Brief:
Skip every image and restate the data word for word.

Collected data:
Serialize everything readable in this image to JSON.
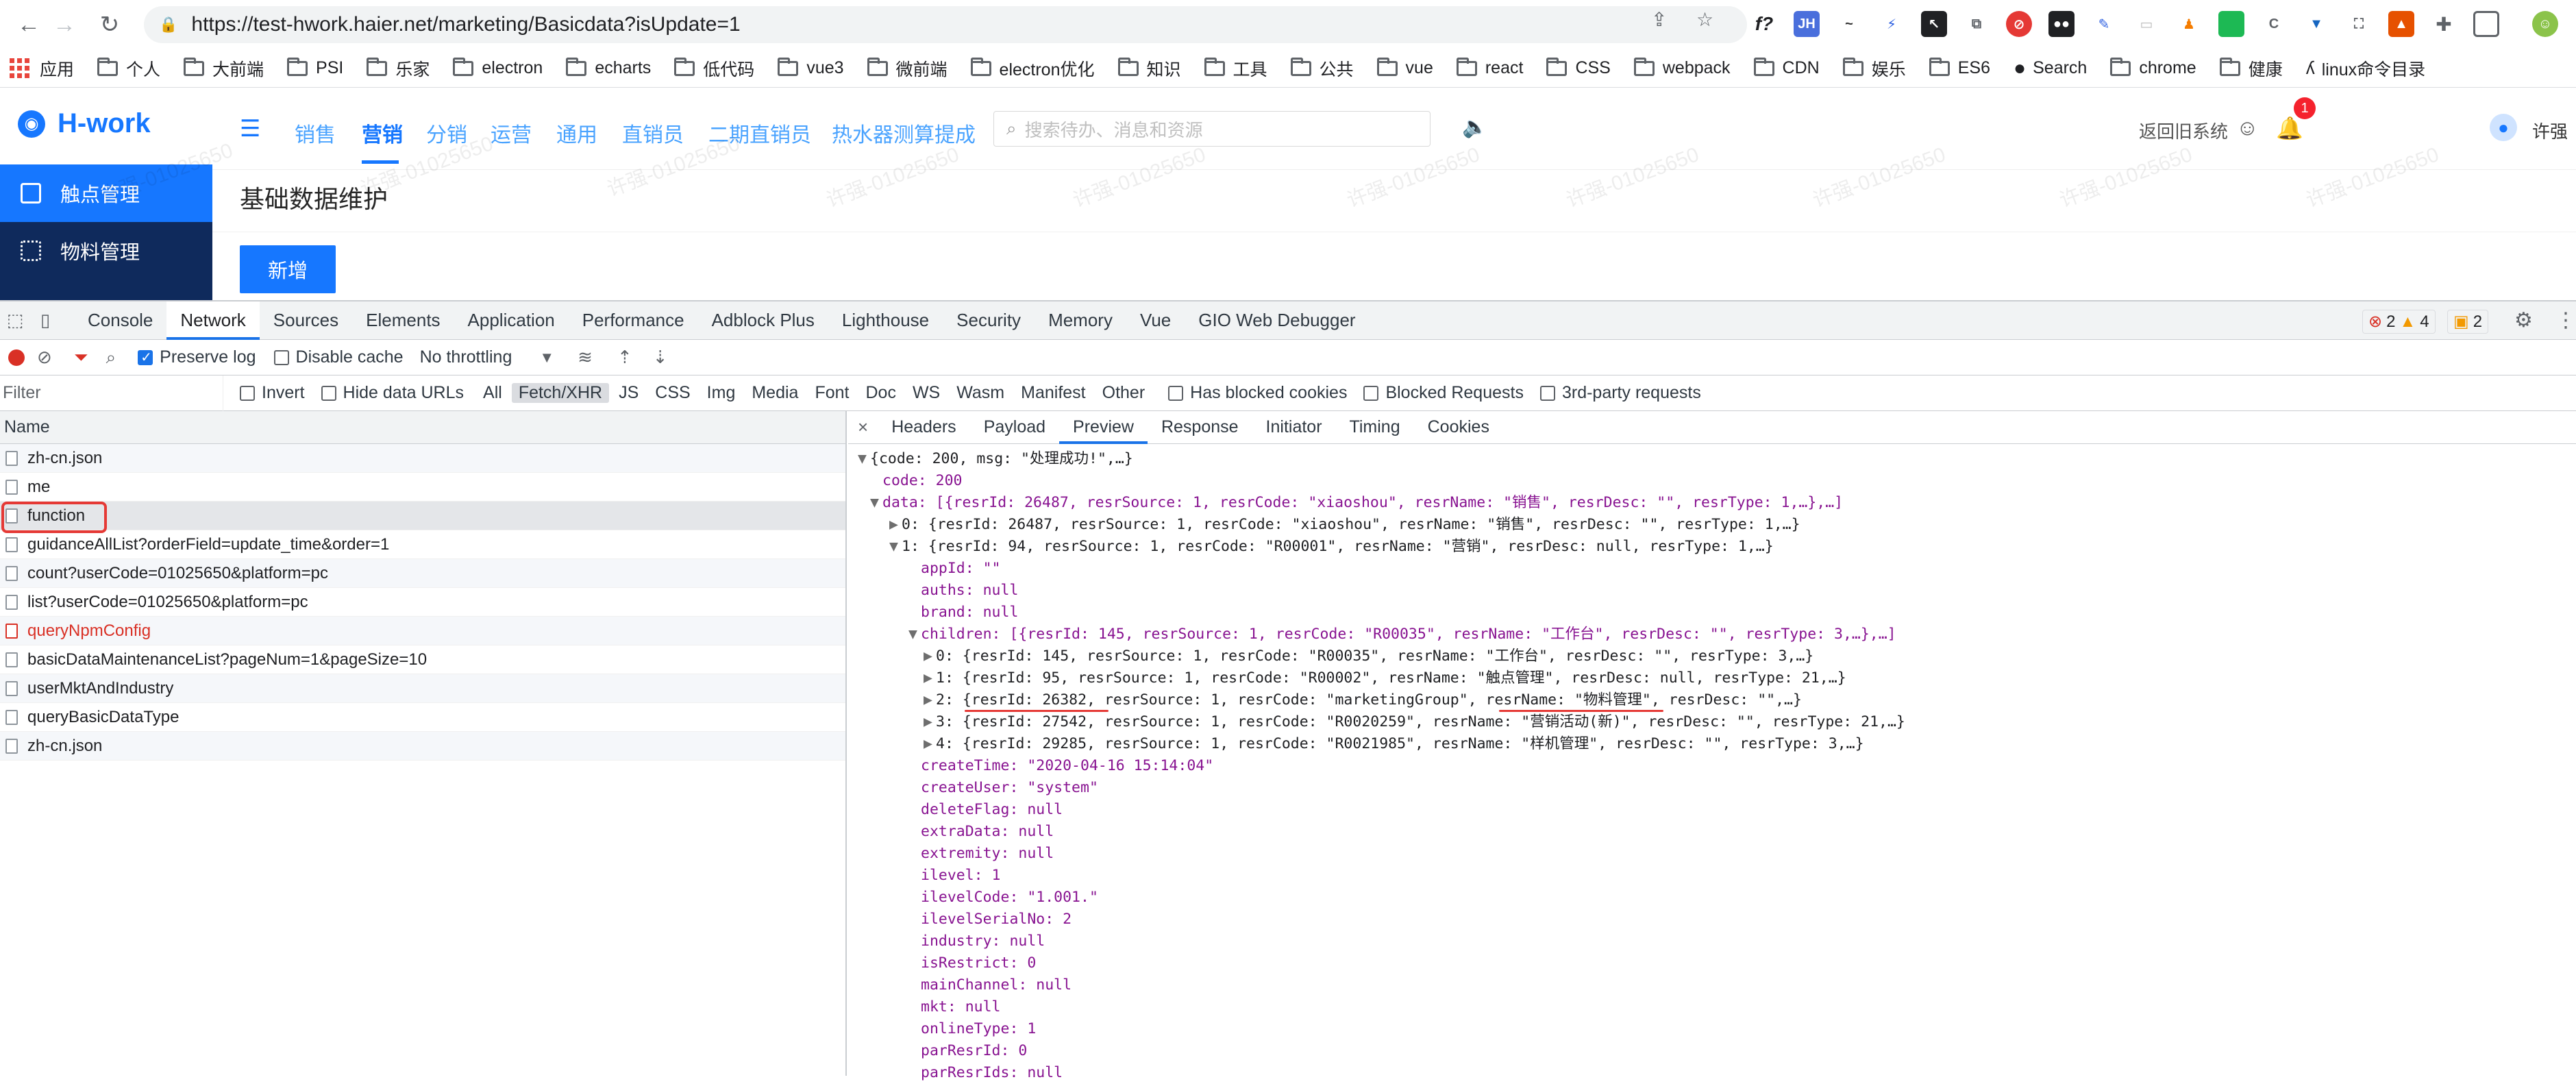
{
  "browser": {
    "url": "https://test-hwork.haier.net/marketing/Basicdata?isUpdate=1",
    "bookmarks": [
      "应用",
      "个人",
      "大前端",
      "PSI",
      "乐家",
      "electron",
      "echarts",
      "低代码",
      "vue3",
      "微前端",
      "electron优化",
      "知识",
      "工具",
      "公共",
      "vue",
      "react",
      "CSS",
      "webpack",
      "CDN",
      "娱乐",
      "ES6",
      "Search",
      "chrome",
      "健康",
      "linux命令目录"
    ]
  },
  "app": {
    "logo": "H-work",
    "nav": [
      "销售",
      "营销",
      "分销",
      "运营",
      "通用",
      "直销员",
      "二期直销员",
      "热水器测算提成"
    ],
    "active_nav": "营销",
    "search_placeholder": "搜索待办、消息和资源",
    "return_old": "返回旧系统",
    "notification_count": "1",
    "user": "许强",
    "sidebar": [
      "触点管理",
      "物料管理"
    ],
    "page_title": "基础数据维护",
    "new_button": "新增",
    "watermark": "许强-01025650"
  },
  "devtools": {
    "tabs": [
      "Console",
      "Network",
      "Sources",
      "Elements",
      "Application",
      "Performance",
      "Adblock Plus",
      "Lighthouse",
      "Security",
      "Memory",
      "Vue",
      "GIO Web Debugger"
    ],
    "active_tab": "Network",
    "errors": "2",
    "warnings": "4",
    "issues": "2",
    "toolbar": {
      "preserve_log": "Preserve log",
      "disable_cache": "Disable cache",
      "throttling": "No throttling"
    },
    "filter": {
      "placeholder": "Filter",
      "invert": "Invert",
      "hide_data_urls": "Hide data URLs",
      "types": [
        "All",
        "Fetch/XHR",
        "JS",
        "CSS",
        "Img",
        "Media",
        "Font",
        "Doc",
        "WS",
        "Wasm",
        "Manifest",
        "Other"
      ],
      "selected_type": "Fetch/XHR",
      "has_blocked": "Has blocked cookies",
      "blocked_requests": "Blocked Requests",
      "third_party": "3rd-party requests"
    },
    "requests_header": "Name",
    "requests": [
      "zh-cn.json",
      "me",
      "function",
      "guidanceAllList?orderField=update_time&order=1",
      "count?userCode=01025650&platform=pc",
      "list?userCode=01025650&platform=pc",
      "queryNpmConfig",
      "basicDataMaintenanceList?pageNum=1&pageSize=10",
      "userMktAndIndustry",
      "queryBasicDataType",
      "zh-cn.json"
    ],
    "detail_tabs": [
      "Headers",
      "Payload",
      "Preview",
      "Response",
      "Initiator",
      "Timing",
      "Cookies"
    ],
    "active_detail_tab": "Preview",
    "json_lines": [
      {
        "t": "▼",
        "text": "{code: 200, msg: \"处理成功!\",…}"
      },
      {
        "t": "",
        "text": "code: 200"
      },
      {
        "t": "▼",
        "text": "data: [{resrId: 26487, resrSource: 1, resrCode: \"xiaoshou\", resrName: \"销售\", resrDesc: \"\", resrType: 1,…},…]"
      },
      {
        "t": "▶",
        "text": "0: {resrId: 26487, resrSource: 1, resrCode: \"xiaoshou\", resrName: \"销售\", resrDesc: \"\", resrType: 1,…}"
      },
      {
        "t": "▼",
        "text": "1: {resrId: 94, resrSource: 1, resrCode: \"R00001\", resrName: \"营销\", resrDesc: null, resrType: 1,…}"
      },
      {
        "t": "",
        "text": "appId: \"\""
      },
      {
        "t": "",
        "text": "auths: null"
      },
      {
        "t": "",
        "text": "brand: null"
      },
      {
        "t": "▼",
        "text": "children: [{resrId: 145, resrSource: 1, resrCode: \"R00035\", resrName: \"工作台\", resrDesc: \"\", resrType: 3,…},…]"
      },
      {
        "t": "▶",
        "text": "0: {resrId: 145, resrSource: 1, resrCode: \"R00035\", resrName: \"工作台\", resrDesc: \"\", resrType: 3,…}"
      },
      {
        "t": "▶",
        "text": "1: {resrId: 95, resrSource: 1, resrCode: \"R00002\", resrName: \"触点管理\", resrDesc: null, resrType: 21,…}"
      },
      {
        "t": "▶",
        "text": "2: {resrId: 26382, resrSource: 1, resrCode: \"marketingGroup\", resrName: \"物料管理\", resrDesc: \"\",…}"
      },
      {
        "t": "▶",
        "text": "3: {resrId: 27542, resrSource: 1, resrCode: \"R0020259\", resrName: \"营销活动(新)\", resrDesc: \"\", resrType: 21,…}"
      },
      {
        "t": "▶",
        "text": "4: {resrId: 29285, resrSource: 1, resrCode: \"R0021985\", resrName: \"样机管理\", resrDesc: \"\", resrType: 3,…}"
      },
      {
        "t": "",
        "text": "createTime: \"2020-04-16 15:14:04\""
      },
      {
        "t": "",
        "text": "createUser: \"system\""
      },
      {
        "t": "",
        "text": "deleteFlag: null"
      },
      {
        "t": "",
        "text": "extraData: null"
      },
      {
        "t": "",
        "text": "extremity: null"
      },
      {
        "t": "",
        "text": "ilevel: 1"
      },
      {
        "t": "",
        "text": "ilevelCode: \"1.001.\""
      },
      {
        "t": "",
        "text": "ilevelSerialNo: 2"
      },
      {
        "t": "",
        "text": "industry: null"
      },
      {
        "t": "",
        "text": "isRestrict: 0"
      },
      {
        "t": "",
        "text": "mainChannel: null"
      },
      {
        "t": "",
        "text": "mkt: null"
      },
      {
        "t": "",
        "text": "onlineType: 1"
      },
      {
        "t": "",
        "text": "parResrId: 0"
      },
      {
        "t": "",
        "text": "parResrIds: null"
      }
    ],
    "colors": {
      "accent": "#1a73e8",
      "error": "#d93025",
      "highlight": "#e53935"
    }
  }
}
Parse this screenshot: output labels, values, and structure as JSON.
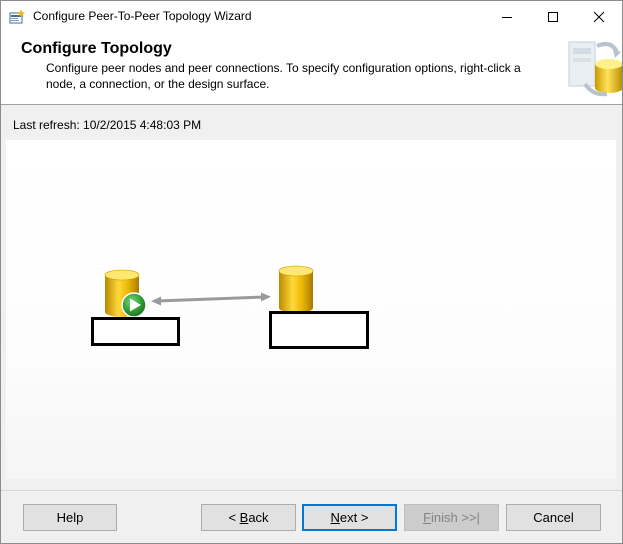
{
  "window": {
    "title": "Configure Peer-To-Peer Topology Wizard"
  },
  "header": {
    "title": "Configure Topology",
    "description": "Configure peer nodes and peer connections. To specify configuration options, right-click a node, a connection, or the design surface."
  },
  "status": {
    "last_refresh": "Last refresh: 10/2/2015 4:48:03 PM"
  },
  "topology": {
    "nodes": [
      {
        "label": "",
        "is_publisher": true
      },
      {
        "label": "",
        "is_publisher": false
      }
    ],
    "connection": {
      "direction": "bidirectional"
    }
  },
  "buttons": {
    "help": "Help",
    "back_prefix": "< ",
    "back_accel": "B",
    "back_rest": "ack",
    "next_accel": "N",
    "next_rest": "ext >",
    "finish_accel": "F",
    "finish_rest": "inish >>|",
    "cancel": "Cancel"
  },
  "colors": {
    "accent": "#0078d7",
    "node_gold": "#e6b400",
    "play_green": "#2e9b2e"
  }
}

Written solution:
Serialize everything readable in this image to JSON.
{
  "browser": {
    "url": "https://test-hwork.haier.net/marketing/Basicdata?isUpdate=1",
    "bookmarks": [
      "应用",
      "个人",
      "大前端",
      "PSI",
      "乐家",
      "electron",
      "echarts",
      "低代码",
      "vue3",
      "微前端",
      "electron优化",
      "知识",
      "工具",
      "公共",
      "vue",
      "react",
      "CSS",
      "webpack",
      "CDN",
      "娱乐",
      "ES6",
      "Search",
      "chrome",
      "健康",
      "linux命令目录"
    ]
  },
  "app": {
    "logo": "H-work",
    "nav": [
      "销售",
      "营销",
      "分销",
      "运营",
      "通用",
      "直销员",
      "二期直销员",
      "热水器测算提成"
    ],
    "active_nav": "营销",
    "search_placeholder": "搜索待办、消息和资源",
    "return_old": "返回旧系统",
    "notification_count": "1",
    "user": "许强",
    "sidebar": [
      "触点管理",
      "物料管理"
    ],
    "page_title": "基础数据维护",
    "new_button": "新增",
    "watermark": "许强-01025650"
  },
  "devtools": {
    "tabs": [
      "Console",
      "Network",
      "Sources",
      "Elements",
      "Application",
      "Performance",
      "Adblock Plus",
      "Lighthouse",
      "Security",
      "Memory",
      "Vue",
      "GIO Web Debugger"
    ],
    "active_tab": "Network",
    "errors": "2",
    "warnings": "4",
    "issues": "2",
    "toolbar": {
      "preserve_log": "Preserve log",
      "disable_cache": "Disable cache",
      "throttling": "No throttling"
    },
    "filter": {
      "placeholder": "Filter",
      "invert": "Invert",
      "hide_data_urls": "Hide data URLs",
      "types": [
        "All",
        "Fetch/XHR",
        "JS",
        "CSS",
        "Img",
        "Media",
        "Font",
        "Doc",
        "WS",
        "Wasm",
        "Manifest",
        "Other"
      ],
      "selected_type": "Fetch/XHR",
      "has_blocked": "Has blocked cookies",
      "blocked_requests": "Blocked Requests",
      "third_party": "3rd-party requests"
    },
    "requests_header": "Name",
    "requests": [
      "zh-cn.json",
      "me",
      "function",
      "guidanceAllList?orderField=update_time&order=1",
      "count?userCode=01025650&platform=pc",
      "list?userCode=01025650&platform=pc",
      "queryNpmConfig",
      "basicDataMaintenanceList?pageNum=1&pageSize=10",
      "userMktAndIndustry",
      "queryBasicDataType",
      "zh-cn.json"
    ],
    "detail_tabs": [
      "Headers",
      "Payload",
      "Preview",
      "Response",
      "Initiator",
      "Timing",
      "Cookies"
    ],
    "active_detail_tab": "Preview",
    "json_lines": [
      {
        "t": "▼",
        "text": "{code: 200, msg: \"处理成功!\",…}"
      },
      {
        "t": "",
        "text": "code: 200"
      },
      {
        "t": "▼",
        "text": "data: [{resrId: 26487, resrSource: 1, resrCode: \"xiaoshou\", resrName: \"销售\", resrDesc: \"\", resrType: 1,…},…]"
      },
      {
        "t": "▶",
        "text": "0: {resrId: 26487, resrSource: 1, resrCode: \"xiaoshou\", resrName: \"销售\", resrDesc: \"\", resrType: 1,…}"
      },
      {
        "t": "▼",
        "text": "1: {resrId: 94, resrSource: 1, resrCode: \"R00001\", resrName: \"营销\", resrDesc: null, resrType: 1,…}"
      },
      {
        "t": "",
        "text": "appId: \"\""
      },
      {
        "t": "",
        "text": "auths: null"
      },
      {
        "t": "",
        "text": "brand: null"
      },
      {
        "t": "▼",
        "text": "children: [{resrId: 145, resrSource: 1, resrCode: \"R00035\", resrName: \"工作台\", resrDesc: \"\", resrType: 3,…},…]"
      },
      {
        "t": "▶",
        "text": "0: {resrId: 145, resrSource: 1, resrCode: \"R00035\", resrName: \"工作台\", resrDesc: \"\", resrType: 3,…}"
      },
      {
        "t": "▶",
        "text": "1: {resrId: 95, resrSource: 1, resrCode: \"R00002\", resrName: \"触点管理\", resrDesc: null, resrType: 21,…}"
      },
      {
        "t": "▶",
        "text": "2: {resrId: 26382, resrSource: 1, resrCode: \"marketingGroup\", resrName: \"物料管理\", resrDesc: \"\",…}"
      },
      {
        "t": "▶",
        "text": "3: {resrId: 27542, resrSource: 1, resrCode: \"R0020259\", resrName: \"营销活动(新)\", resrDesc: \"\", resrType: 21,…}"
      },
      {
        "t": "▶",
        "text": "4: {resrId: 29285, resrSource: 1, resrCode: \"R0021985\", resrName: \"样机管理\", resrDesc: \"\", resrType: 3,…}"
      },
      {
        "t": "",
        "text": "createTime: \"2020-04-16 15:14:04\""
      },
      {
        "t": "",
        "text": "createUser: \"system\""
      },
      {
        "t": "",
        "text": "deleteFlag: null"
      },
      {
        "t": "",
        "text": "extraData: null"
      },
      {
        "t": "",
        "text": "extremity: null"
      },
      {
        "t": "",
        "text": "ilevel: 1"
      },
      {
        "t": "",
        "text": "ilevelCode: \"1.001.\""
      },
      {
        "t": "",
        "text": "ilevelSerialNo: 2"
      },
      {
        "t": "",
        "text": "industry: null"
      },
      {
        "t": "",
        "text": "isRestrict: 0"
      },
      {
        "t": "",
        "text": "mainChannel: null"
      },
      {
        "t": "",
        "text": "mkt: null"
      },
      {
        "t": "",
        "text": "onlineType: 1"
      },
      {
        "t": "",
        "text": "parResrId: 0"
      },
      {
        "t": "",
        "text": "parResrIds: null"
      }
    ],
    "colors": {
      "accent": "#1a73e8",
      "error": "#d93025",
      "highlight": "#e53935"
    }
  }
}
Parse this screenshot: output labels, values, and structure as JSON.
{
  "window": {
    "title": "Configure Peer-To-Peer Topology Wizard"
  },
  "header": {
    "title": "Configure Topology",
    "description": "Configure peer nodes and peer connections. To specify configuration options, right-click a node, a connection, or the design surface."
  },
  "status": {
    "last_refresh": "Last refresh: 10/2/2015 4:48:03 PM"
  },
  "topology": {
    "nodes": [
      {
        "label": "",
        "is_publisher": true
      },
      {
        "label": "",
        "is_publisher": false
      }
    ],
    "connection": {
      "direction": "bidirectional"
    }
  },
  "buttons": {
    "help": "Help",
    "back_prefix": "< ",
    "back_accel": "B",
    "back_rest": "ack",
    "next_accel": "N",
    "next_rest": "ext >",
    "finish_accel": "F",
    "finish_rest": "inish >>|",
    "cancel": "Cancel"
  },
  "colors": {
    "accent": "#0078d7",
    "node_gold": "#e6b400",
    "play_green": "#2e9b2e"
  }
}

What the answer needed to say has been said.